◆ PROBLEMS AND TASKS:
**1.** Summarize the review of Ten Little Aliens below in two sentences.
**2.** According to the review of Ten Little Aliens below, between which two stories is the novel set?

Ten
Little Aliens is a
strange little book. The title is taken from the original title of Agatha
Christie’s And Then There Were None and in the 2013 introduction Stephen
Cole wrote for the reprint, it’s made quite explicit that at the forefront of
his mind was Christie’s general body of work.
That, combining it with Starship Troopers, and adding the gimmick
of an extensive Choose Your Own Adventure section in the middle. That’s three very different things that Stephen
Cole is pulling from for what Ten Little Aliens is trying to do, this is
a novel that is an identity crisis wrapped up in about 300 pages. It’s also a novel featuring the First Doctor,
Ben, and Polly set between The Smugglers and The Tenth Planet
because Stephen Cole rightly wanted to use a TARDIS team that hadn’t been used
in novel format before. Tonally Ten
Little Aliens is weird, although the novel is taking its name from one of
the most famous murder mysteries of all time it only vaguely resembles a murder
mystery that Agatha Christie would have written: there are already ten bodies,
specifically of terrorists, and they start disappearing one by one. Sure, Christie wrote stories where the murder
has already happened and there has to be a reason to solve it, but And Then There
Were None isn’t one of those. And
Then There Were None is one of Christie’s focused on class and British
imperialism through the lens of ten well off British people who have all gotten
away with murder and are picked off one by one as the veneer of well-bred British
respectability is eroded away. It’s a
masterpiece.
Ten Little
Aliens aesthetically
resembles Starship Troopers, though it’s far closer to the Heinlein
novel than Paul Verhoeven’s satirical adaptation. The supporting cast is entirely space
troopers who are all introduced early in the book literally through little
character blurbs that tell the reader the stock soldier that they represent. Cole doesn’t take any time in this book to
explore the military mind or what the expansion of military force throughout
the galaxy means. He’s just drawing on the
aesthetics of Starship Troopers because they are cool and they have
worked for Doctor Who in the past, while the stock characters are just
that, stock characters. They don’t actively
matter in the long run and could have been an interesting foil to the aspects
of the Earth Empire to actually use an Agatha Christie style commentary at the
very least, if Cole wasn’t able to go down the Verhoeven route. Because it’s aesthetics of the military mind and
expansion of empire it feels like Cole tacitly agreeing more with Heinlein over
Verhoeven. The Schirr rebels called the
Ten-Strong are an interesting idea and indicate Cole almost had plans to go
through Verhoeven over Heinlein, they believe themselves to be physically
perfect though to human eyes they are grotesque and disgusting (Cole playing on
some honestly ableist tropes throughout Ten Little Aliens in a lot of
ways that I think are meant to make the reader uncomfortable but again Cole
very much is a writer who likes his aesthetic references over examining them).

◆ RECORDED DATA:
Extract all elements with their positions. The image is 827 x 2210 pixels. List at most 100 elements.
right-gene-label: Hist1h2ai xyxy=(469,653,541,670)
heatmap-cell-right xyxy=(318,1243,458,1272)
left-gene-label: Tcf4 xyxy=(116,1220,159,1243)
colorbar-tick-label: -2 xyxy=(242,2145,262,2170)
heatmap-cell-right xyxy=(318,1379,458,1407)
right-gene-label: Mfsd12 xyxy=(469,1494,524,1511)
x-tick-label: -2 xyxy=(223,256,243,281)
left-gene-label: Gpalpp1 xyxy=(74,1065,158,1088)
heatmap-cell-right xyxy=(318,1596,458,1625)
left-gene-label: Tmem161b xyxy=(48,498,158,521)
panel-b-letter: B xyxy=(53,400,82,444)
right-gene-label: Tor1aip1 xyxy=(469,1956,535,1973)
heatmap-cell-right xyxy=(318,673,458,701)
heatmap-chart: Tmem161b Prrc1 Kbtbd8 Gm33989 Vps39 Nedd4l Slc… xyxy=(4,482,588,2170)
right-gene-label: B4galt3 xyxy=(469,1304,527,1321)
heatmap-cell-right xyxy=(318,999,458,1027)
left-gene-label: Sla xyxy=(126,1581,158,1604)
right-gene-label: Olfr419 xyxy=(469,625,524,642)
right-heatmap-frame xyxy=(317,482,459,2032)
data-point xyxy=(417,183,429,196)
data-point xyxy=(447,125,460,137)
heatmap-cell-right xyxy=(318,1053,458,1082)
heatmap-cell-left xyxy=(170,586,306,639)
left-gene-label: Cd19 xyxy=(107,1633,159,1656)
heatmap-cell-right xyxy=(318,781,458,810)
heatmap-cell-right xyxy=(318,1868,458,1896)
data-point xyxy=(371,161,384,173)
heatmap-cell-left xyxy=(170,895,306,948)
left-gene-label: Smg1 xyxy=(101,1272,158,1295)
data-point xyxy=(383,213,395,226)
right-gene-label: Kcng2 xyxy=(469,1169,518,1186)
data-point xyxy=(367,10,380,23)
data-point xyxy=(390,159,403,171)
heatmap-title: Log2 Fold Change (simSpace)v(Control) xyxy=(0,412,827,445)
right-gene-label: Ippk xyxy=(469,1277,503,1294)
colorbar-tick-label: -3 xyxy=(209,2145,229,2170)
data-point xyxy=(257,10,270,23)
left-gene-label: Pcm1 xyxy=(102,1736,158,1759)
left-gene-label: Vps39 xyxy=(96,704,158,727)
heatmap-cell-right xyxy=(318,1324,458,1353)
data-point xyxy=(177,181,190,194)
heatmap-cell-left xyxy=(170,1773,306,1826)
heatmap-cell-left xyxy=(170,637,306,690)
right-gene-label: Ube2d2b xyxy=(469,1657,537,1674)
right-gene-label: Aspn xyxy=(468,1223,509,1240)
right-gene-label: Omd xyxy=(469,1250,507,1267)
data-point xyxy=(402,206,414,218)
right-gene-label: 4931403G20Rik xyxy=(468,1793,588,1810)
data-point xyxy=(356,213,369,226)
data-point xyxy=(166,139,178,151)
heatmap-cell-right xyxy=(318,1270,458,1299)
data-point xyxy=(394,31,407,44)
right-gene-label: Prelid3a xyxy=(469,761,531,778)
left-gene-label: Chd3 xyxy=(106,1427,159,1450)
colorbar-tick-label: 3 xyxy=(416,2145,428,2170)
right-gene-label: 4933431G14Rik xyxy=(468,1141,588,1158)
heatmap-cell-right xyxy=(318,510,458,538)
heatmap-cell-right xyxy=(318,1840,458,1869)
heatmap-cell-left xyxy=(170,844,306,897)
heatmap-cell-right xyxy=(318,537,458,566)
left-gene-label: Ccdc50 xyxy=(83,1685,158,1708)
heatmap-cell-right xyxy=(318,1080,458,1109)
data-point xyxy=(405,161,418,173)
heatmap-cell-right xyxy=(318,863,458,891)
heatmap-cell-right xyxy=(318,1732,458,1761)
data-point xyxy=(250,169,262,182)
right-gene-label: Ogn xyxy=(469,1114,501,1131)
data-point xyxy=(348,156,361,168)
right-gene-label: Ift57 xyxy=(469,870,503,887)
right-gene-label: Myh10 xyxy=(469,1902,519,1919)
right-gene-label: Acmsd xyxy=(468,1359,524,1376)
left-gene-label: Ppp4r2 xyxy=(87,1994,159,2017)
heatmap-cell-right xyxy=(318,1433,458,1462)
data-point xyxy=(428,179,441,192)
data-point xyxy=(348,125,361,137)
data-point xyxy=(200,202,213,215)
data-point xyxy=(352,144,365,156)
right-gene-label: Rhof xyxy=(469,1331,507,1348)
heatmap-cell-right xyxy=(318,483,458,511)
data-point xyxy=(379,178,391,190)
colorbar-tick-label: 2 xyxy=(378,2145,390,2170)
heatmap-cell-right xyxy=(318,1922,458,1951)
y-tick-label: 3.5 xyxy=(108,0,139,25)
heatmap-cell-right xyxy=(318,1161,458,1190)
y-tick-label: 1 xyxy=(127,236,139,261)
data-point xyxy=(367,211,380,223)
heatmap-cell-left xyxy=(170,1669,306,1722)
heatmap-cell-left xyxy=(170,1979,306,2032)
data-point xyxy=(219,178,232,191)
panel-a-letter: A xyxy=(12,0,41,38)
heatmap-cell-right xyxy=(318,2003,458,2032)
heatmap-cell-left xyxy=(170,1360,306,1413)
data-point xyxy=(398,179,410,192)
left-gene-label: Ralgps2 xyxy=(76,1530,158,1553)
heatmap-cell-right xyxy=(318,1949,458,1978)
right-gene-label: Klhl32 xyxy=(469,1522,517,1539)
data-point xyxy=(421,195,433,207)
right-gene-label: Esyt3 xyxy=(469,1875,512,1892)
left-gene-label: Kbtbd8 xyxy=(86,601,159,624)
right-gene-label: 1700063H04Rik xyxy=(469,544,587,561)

◆ TASK ANSWERS:
**1.** Ten Little Aliens, a novel featuring the First Doctor, Ben, and Polly, draws on Agatha Christie's work, Starship Troopers, and an extensive Choose Your Own Adventure section, making it an identity crisis wrapped up in about 300 pages. Although it takes its name from And Then There Were None, it only vaguely resembles a Christie murder mystery, and it borrows the aesthetics and stock soldier characters of Starship Troopers without exploring the military mind.

**2.** It is set between The Smugglers and The Tenth Planet.